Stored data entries
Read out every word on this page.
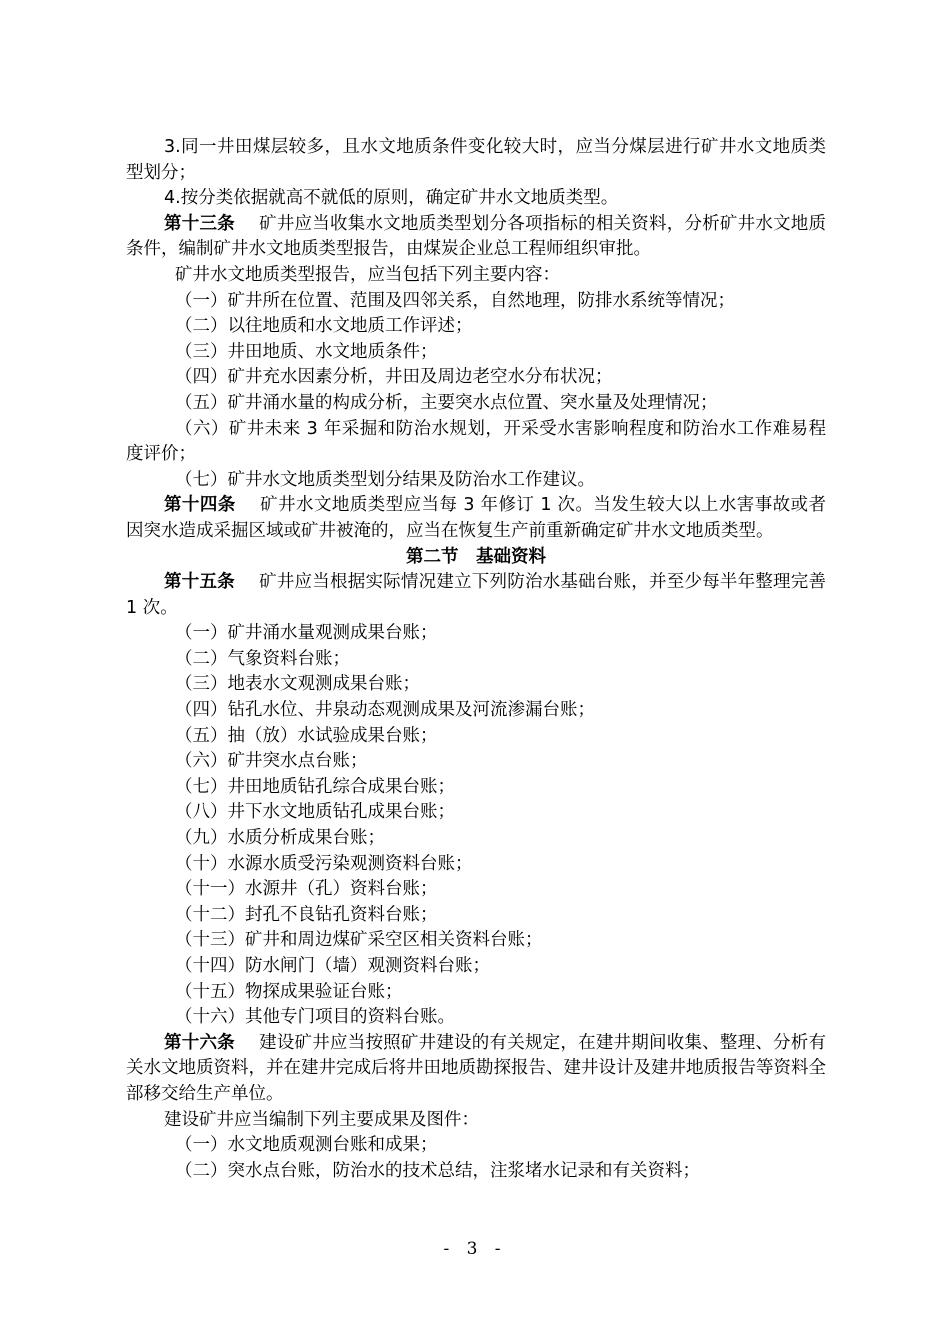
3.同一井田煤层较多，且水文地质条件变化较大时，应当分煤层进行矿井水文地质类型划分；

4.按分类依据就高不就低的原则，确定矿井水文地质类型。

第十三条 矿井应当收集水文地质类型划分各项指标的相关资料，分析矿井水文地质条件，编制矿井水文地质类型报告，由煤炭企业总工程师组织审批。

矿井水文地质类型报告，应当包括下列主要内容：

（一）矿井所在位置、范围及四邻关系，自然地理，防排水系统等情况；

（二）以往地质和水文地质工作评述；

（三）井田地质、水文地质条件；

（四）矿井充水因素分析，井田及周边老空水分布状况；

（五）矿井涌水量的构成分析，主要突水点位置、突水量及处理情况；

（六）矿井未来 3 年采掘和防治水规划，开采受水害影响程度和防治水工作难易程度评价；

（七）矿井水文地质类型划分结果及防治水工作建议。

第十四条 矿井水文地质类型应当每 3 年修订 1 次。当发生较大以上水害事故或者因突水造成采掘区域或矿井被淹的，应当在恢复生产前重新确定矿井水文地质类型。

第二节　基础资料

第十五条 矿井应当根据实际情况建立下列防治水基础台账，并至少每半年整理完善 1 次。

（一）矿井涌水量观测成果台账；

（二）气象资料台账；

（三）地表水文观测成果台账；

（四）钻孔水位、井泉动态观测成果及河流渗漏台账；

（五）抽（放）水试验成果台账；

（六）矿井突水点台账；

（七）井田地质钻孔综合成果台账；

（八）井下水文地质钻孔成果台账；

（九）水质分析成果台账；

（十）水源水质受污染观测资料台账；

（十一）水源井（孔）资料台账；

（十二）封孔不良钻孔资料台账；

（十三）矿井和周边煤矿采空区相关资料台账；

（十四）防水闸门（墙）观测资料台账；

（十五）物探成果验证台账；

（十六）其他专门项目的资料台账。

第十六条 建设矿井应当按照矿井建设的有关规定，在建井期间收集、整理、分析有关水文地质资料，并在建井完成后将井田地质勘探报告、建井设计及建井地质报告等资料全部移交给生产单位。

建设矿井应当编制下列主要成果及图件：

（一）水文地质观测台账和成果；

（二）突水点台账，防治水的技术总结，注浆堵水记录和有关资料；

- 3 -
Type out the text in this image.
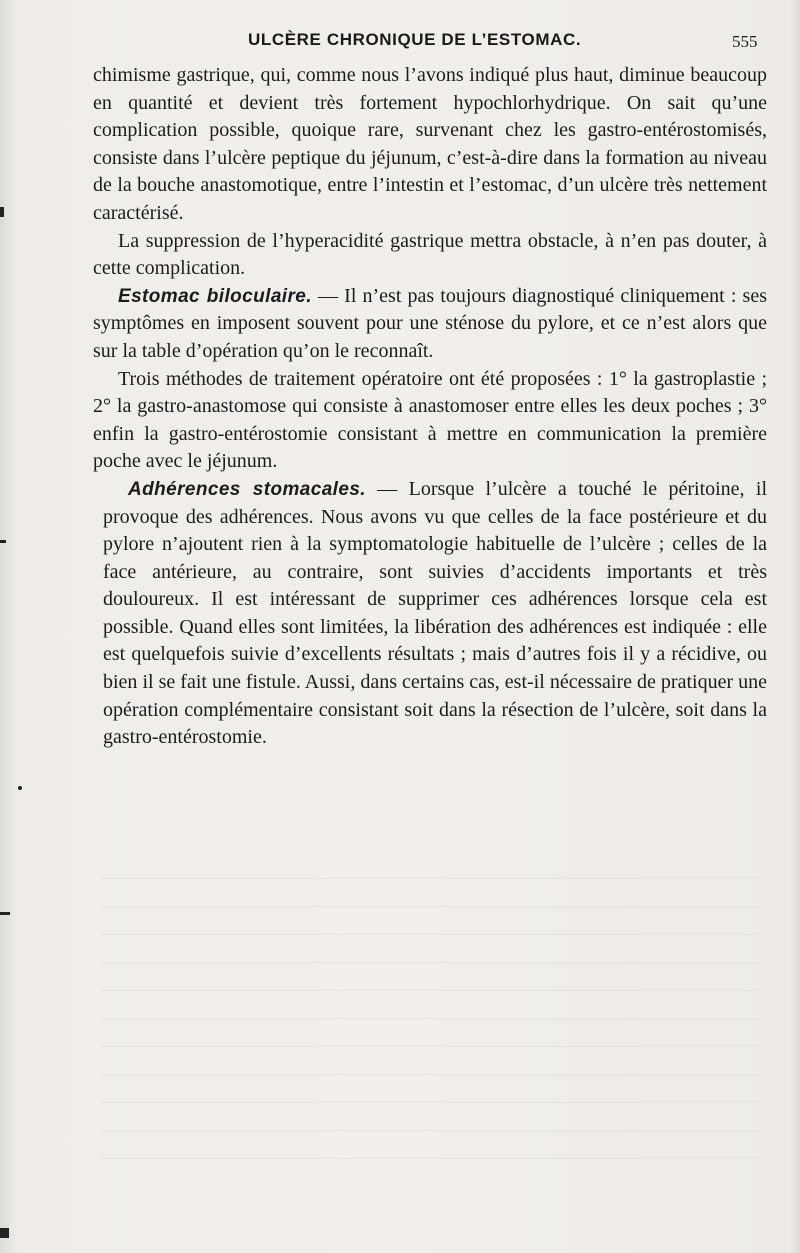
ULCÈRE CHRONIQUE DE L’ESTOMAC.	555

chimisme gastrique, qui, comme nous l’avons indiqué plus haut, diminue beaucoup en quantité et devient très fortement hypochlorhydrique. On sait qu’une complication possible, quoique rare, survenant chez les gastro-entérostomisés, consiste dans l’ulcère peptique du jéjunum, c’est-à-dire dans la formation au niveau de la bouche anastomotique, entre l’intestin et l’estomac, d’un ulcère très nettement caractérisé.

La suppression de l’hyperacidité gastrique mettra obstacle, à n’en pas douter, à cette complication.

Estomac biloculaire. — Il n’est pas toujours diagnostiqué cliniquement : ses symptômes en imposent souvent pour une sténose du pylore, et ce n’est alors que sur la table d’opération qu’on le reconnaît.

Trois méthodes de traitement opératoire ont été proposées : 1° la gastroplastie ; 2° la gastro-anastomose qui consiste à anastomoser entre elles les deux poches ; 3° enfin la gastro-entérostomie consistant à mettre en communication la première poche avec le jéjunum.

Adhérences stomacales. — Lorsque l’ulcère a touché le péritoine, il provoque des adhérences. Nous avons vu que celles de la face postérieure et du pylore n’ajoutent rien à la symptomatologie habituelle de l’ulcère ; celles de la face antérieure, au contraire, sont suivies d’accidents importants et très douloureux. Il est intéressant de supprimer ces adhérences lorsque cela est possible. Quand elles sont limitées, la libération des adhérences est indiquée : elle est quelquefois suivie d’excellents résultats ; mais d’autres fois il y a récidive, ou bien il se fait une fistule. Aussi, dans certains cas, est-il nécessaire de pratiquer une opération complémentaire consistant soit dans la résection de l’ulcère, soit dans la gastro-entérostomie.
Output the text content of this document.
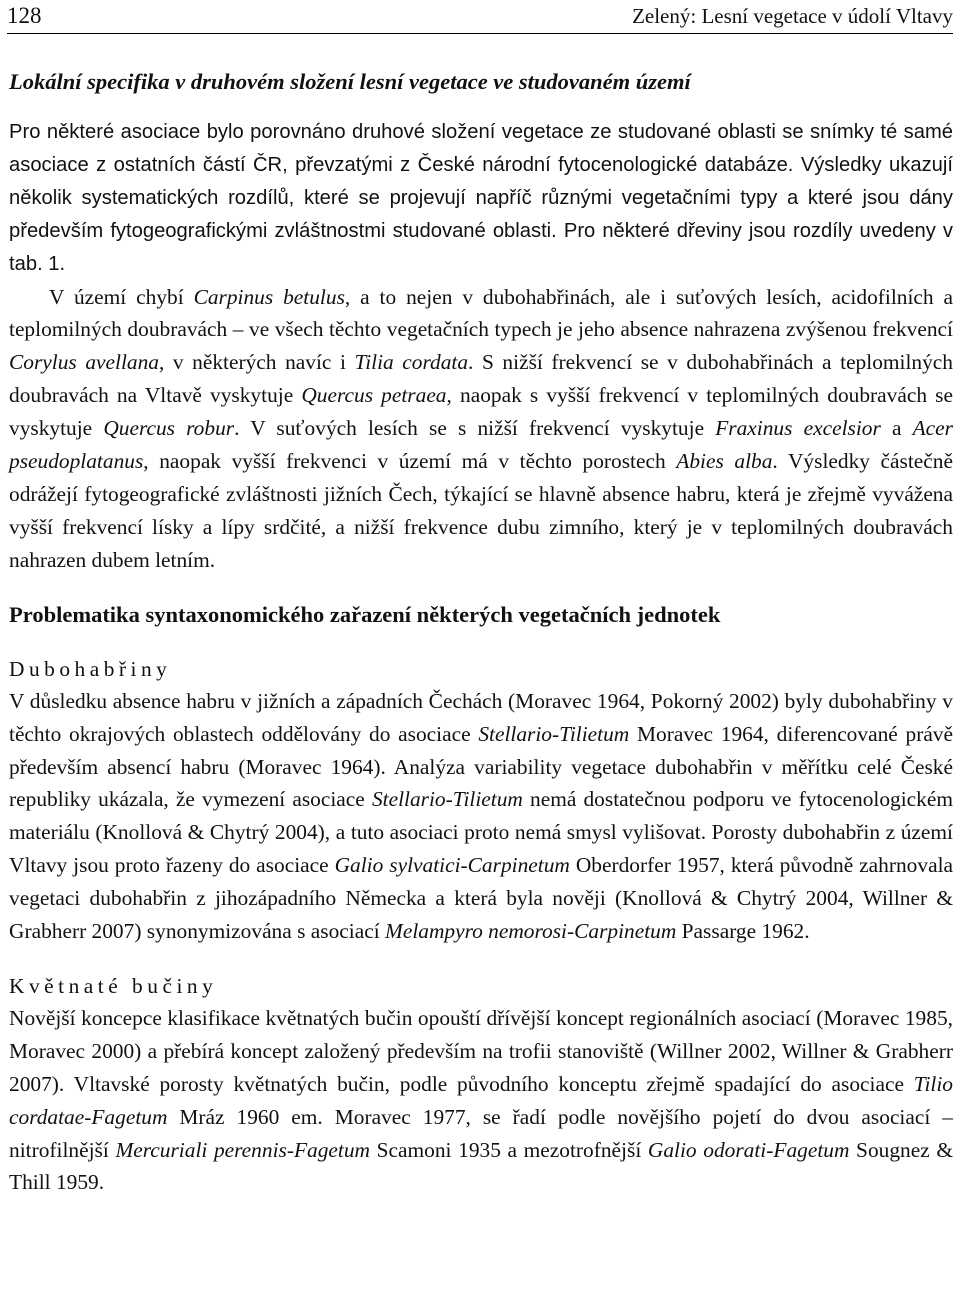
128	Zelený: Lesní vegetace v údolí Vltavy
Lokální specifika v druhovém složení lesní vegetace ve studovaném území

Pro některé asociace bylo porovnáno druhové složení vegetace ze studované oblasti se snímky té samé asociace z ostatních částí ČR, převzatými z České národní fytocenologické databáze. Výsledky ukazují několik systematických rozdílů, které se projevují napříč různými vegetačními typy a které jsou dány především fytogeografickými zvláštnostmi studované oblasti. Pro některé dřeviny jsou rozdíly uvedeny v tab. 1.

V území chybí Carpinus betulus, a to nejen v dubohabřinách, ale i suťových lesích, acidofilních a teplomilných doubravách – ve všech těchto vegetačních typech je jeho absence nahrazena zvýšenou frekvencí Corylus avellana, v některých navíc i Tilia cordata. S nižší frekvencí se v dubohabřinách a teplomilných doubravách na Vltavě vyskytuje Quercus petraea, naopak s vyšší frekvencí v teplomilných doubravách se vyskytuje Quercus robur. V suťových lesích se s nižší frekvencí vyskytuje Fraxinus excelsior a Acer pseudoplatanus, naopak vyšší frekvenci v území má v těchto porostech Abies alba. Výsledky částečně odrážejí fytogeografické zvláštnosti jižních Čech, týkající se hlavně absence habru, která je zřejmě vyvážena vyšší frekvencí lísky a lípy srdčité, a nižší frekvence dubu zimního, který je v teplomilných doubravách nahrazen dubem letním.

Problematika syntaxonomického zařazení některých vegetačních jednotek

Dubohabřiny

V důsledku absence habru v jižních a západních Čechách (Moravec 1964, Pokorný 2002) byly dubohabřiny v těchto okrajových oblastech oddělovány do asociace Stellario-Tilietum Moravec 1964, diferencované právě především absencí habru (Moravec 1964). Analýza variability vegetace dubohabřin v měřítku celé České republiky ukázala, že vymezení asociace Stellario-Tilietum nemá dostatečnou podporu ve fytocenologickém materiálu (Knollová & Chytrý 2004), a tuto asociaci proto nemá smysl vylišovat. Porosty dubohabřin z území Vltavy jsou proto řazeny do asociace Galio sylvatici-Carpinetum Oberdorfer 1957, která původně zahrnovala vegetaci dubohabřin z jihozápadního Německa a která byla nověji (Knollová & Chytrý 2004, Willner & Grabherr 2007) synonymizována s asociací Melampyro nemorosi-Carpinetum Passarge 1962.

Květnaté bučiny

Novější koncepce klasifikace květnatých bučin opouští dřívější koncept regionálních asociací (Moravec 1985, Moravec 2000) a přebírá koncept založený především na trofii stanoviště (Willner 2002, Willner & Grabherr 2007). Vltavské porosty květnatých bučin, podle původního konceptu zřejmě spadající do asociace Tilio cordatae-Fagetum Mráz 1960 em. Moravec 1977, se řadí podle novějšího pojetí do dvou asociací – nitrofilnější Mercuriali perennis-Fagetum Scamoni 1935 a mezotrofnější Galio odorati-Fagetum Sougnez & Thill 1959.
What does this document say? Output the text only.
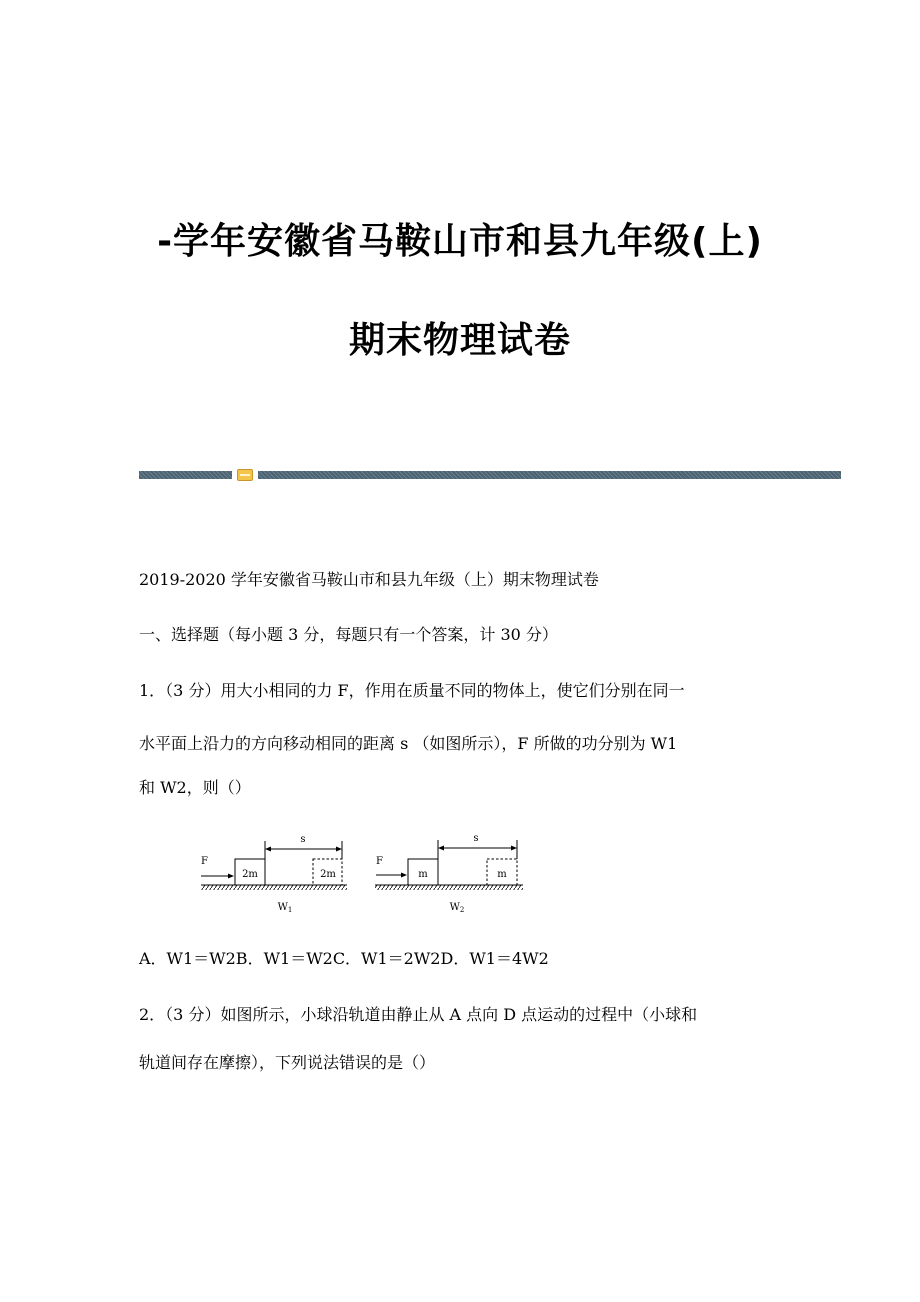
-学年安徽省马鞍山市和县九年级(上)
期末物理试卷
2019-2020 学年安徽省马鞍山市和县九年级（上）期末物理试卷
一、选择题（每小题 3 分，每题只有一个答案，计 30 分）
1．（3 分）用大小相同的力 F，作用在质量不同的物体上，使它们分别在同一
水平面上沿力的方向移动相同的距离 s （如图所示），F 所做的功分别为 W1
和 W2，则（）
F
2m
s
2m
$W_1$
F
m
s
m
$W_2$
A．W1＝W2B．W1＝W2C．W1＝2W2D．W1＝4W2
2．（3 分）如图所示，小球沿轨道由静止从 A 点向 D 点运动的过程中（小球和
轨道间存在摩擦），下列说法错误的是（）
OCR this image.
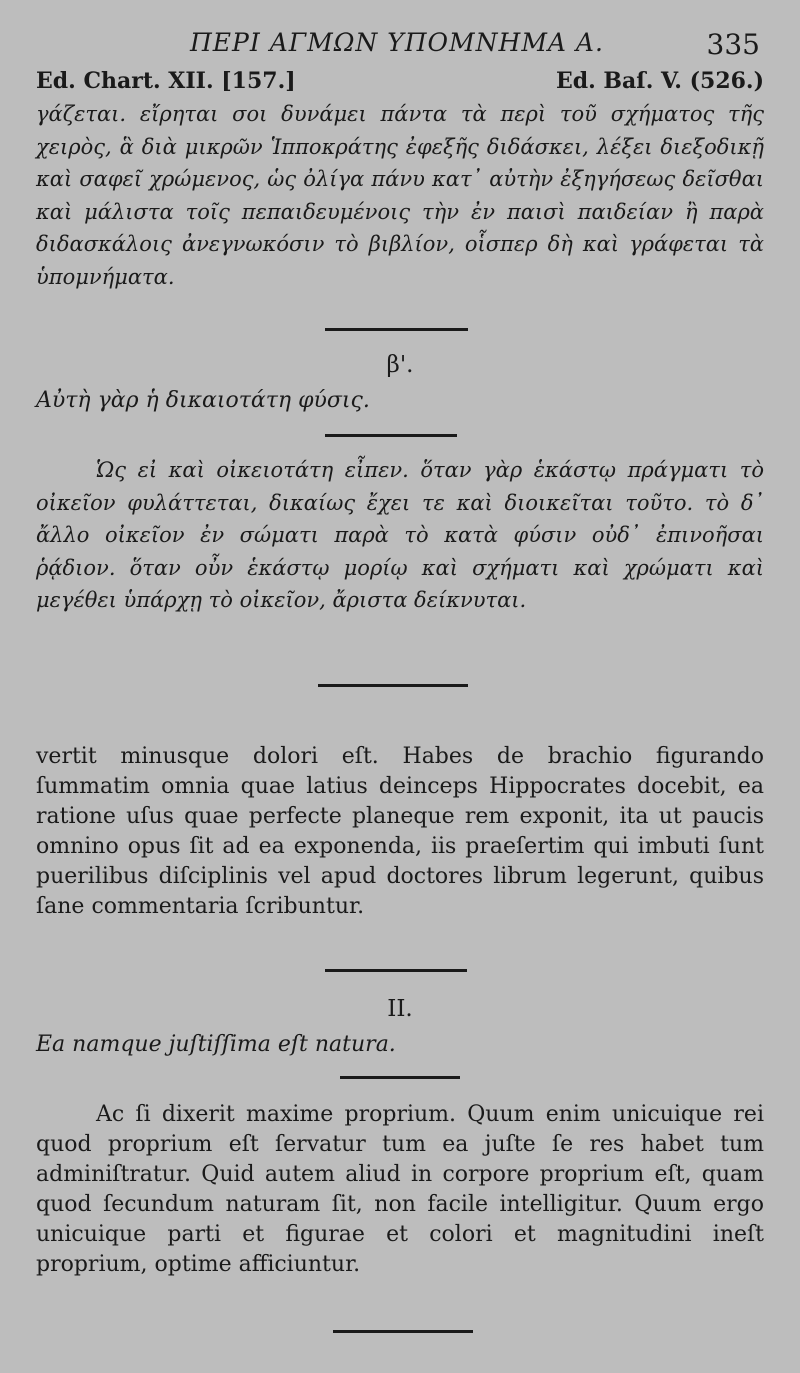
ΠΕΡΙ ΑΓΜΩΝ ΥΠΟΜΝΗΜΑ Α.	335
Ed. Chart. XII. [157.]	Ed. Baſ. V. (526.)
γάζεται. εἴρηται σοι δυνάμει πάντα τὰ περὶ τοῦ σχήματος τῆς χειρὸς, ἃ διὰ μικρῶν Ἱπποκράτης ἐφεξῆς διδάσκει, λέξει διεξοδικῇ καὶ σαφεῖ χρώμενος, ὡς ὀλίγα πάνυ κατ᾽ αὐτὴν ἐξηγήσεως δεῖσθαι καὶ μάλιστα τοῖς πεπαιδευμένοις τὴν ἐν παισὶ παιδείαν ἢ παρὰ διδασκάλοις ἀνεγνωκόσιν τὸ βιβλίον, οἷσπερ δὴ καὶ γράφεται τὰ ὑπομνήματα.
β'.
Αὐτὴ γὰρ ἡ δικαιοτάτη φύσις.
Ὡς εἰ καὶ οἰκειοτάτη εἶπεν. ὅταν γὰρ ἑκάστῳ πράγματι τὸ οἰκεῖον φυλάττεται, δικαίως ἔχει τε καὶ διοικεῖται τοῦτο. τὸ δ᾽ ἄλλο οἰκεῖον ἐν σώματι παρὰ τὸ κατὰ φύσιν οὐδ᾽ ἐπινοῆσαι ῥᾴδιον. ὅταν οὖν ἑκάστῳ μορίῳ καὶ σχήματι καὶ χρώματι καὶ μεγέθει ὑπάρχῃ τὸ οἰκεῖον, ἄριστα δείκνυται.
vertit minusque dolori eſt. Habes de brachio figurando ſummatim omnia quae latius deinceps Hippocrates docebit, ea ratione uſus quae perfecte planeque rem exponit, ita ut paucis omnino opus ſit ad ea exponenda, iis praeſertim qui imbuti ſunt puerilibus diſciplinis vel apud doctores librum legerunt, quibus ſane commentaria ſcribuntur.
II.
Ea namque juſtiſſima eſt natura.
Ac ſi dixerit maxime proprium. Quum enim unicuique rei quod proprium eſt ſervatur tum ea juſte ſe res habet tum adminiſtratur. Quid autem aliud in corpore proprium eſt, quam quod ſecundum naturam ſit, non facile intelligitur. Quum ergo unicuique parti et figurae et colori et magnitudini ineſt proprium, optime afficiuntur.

● THE REQUEST
Return all lines containing the word "Galio".

● SOLUTION FOR THIS EXERCISE
V důsledku absence habru v jižních a západních Čechách (Moravec 1964, Pokorný 2002) byly dubohabřiny v těchto okrajových oblastech oddělovány do asociace Stellario-Tilietum Moravec 1964, diferencované právě především absencí habru (Moravec 1964). Analýza variability vegetace dubohabřin v měřítku celé České republiky ukázala, že vymezení asociace Stellario-Tilietum nemá dostatečnou podporu ve fytocenologickém materiálu (Knollová & Chytrý 2004), a tuto asociaci proto nemá smysl vylišovat. Porosty dubohabřin z území Vltavy jsou proto řazeny do asociace Galio sylvatici-Carpinetum Oberdorfer 1957, která původně zahrnovala vegetaci dubohabřin z jihozápadního Německa a která byla nověji (Knollová & Chytrý 2004, Willner & Grabherr 2007) synonymizována s asociací Melampyro nemorosi-Carpinetum Passarge 1962.
Novější koncepce klasifikace květnatých bučin opouští dřívější koncept regionálních asociací (Moravec 1985, Moravec 2000) a přebírá koncept založený především na trofii stanoviště (Willner 2002, Willner & Grabherr 2007). Vltavské porosty květnatých bučin, podle původního konceptu zřejmě spadající do asociace Tilio cordatae-Fagetum Mráz 1960 em. Moravec 1977, se řadí podle novějšího pojetí do dvou asociací – nitrofilnější Mercuriali perennis-Fagetum Scamoni 1935 a mezotrofnější Galio odorati-Fagetum Sougnez & Thill 1959.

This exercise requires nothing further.